=== Data ===

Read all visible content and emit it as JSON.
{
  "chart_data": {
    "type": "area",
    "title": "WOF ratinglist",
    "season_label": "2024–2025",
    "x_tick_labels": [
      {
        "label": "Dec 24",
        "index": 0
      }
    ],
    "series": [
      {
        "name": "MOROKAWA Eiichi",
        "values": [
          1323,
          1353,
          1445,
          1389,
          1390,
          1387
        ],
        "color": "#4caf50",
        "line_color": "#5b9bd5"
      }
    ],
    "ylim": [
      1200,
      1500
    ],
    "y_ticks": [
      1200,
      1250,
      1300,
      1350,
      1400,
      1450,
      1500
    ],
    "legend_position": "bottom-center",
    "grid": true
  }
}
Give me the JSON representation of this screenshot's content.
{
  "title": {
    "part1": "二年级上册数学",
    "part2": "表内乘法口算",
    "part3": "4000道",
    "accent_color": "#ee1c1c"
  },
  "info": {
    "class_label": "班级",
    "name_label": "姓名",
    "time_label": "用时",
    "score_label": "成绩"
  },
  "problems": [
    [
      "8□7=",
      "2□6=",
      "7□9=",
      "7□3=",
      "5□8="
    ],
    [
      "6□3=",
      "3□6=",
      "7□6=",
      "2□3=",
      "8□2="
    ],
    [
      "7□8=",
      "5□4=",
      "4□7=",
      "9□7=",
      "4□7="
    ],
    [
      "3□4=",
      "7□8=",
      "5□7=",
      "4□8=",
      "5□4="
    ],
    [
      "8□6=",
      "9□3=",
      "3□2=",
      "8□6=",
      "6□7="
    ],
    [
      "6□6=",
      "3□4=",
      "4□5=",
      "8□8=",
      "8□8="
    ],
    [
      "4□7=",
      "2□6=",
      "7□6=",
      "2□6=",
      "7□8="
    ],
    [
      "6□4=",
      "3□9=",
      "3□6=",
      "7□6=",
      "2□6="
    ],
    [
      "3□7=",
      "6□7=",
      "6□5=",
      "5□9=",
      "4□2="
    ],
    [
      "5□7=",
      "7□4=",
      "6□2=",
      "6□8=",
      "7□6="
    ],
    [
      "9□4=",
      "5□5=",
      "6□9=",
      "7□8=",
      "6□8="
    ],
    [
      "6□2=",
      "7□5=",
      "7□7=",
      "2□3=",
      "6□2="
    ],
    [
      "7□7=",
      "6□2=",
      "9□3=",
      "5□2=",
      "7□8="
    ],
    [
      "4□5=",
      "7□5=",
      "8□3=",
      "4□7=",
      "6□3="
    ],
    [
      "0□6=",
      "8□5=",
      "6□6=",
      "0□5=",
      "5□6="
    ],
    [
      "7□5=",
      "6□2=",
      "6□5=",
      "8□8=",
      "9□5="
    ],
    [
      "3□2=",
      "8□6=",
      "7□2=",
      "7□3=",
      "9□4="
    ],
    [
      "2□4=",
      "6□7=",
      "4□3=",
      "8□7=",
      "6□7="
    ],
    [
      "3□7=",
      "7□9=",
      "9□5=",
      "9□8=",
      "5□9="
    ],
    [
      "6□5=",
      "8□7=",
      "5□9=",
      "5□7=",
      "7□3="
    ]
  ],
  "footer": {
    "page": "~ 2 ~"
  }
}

===

→ Exercise instructions
Determine how many lines in the listing above hold the word "content", answering with the number only.

→ Output for this task
2